Selected passage >>
►

New impeller, new thermostat.At idle it seems to be running rather warm. With a non contact thermometer, it reads around 160 to 167 degrees. Checked on the starboard side, on the side of the cylinders and top.
My other thermostat motors usually read in the 140’s.
What do others with this type of 18hp get for idle temps?Also, when watching the spray out of the mid section relief at idle, I can watch it go back and fourth from a light spray, to a heavy flow as the stat opens and closes. It goes repeatedly from open to closed, and steaming hot water comes out when opened. Again, this is at idle, in a barrel, plenty deep in the water. Haven’t tested it on a boat yet.
Wrong temp thermostat perhaps?
Is this cycling normal for this motor?One other question. The stat is in the grommet groove, but which way does the thermostat rubber grommet face? Does the extended part of the grommet face up or down? It will fit both ways. I think I remember putting it on facing down.
September 22, 2016 at 12:55 am #44483My 1959 Evinrude Fastwin 18 runs at between 162 and 168 in the barrel at high idle. It runs a little cooler at WOT on the boat. Seems to run 158-164 after a blast around the lake. Also measured with an infrared non contact thermometer. I think your temp is OK and it sounds like your thermostat is functioning as it should.
I though that was pretty warm when I first got my engine running as well but it does not overheat and it is a great runner. It will run fast or slow for as long as you want it to without issue. I trolled the whole lake for hours and then made a couple hot laps around the 860 acre puddle and the old girl never missed a beat.

◄

What the exercise asks >> Summarize the thermostat discussion in three sentences. Base everything only on the thermostat discussion.

Records shown >>
►

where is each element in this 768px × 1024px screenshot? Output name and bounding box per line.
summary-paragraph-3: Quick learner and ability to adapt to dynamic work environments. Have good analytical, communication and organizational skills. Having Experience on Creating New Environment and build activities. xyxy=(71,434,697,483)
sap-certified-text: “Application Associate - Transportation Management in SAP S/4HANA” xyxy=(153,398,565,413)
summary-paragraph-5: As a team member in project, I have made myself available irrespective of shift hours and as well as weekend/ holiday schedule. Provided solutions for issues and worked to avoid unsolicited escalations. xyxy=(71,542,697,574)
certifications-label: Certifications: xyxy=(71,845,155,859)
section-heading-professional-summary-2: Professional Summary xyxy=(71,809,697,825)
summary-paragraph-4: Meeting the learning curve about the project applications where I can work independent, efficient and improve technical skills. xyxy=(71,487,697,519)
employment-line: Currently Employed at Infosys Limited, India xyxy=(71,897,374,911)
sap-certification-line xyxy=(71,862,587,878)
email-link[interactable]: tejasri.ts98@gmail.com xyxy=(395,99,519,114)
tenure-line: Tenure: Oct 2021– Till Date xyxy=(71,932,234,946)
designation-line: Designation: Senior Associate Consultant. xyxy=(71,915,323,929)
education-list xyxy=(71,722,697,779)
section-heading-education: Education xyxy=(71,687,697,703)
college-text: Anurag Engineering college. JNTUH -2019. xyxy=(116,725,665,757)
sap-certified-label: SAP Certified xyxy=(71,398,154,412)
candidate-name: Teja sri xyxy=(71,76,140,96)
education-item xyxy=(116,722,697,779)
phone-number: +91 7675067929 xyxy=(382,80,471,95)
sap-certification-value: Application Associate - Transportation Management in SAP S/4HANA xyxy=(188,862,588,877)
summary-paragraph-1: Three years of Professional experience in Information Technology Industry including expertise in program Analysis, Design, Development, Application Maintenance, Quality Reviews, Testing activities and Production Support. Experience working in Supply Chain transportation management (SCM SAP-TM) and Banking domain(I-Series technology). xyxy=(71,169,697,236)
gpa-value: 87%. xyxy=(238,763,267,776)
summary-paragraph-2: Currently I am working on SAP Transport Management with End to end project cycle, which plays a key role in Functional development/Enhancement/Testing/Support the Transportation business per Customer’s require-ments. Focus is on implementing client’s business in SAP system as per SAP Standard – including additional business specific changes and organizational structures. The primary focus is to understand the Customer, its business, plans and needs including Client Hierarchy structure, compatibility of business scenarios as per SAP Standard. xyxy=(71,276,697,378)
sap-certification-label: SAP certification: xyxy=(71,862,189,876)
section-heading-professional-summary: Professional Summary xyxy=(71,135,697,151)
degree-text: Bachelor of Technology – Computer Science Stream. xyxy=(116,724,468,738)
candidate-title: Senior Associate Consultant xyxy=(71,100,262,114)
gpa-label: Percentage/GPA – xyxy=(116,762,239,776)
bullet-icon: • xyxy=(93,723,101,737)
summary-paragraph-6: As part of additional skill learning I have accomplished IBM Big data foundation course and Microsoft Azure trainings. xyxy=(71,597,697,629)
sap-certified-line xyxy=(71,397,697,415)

◄

Exercise response >> After installing a new impeller and thermostat, the first poster measures an 18hp motor at around 160 to 167 degrees at idle in a barrel, warmer than the 140s their other thermostat motors usually read. The poster sees the relief spray repeatedly shift between a light spray and a heavy flow of steaming hot water as the thermostat opens and closes, and asks whether this cycling is normal and which way the thermostat's rubber grommet should face. A reply reports that a 1959 Evinrude Fastwin 18 runs between 162 and 168 at high idle in the barrel without overheating, and judges that the poster's temperature is OK and the thermostat is working as it should.